_Data for the task_
━━━━━━━━━━━━━━━━━━━━━━━━━━━━━━
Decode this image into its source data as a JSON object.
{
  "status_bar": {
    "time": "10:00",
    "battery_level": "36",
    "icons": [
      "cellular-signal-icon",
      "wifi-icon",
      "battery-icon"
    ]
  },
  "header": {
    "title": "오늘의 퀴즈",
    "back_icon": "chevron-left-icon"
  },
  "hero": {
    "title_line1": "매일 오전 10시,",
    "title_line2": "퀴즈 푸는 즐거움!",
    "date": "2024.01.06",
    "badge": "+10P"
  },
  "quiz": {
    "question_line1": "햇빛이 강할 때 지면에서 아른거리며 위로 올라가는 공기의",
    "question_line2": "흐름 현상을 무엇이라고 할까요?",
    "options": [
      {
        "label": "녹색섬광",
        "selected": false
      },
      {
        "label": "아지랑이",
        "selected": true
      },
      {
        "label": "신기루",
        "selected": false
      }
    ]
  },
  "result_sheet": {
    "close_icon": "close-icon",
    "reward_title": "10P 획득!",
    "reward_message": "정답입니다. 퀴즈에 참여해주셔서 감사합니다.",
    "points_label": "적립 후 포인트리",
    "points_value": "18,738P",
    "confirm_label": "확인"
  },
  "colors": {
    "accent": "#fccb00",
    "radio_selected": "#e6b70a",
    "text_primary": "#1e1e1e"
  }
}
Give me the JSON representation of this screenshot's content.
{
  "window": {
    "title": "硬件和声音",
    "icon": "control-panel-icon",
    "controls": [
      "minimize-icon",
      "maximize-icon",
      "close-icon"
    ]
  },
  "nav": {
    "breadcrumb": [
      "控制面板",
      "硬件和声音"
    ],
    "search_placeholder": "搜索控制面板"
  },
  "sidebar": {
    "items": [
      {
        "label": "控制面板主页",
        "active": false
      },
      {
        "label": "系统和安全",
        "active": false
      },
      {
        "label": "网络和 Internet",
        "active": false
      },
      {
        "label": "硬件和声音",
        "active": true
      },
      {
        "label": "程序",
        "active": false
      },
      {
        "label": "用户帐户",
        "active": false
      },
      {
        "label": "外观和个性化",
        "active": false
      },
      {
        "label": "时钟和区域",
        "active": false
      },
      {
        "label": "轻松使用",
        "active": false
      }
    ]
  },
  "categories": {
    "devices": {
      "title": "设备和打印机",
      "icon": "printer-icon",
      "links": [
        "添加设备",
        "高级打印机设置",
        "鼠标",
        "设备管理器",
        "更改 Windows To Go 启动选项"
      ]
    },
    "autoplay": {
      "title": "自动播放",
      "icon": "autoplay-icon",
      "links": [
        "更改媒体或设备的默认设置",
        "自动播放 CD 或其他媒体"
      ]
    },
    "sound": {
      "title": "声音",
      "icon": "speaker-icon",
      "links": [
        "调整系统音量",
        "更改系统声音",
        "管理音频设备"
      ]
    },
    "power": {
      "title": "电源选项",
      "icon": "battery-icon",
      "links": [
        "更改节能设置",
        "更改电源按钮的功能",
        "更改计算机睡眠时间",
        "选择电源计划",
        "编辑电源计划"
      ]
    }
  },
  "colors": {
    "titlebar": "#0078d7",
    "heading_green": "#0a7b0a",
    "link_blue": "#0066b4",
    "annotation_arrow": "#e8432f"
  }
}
━━━━━━━━━━━━━━━━━━━━━━━━━━━━━━
_What you need to do_
Isolate the lines above that contain the word "JSON" and copy them.

_Exercise result_
Decode this image into its source data as a JSON object.
Give me the JSON representation of this screenshot's content.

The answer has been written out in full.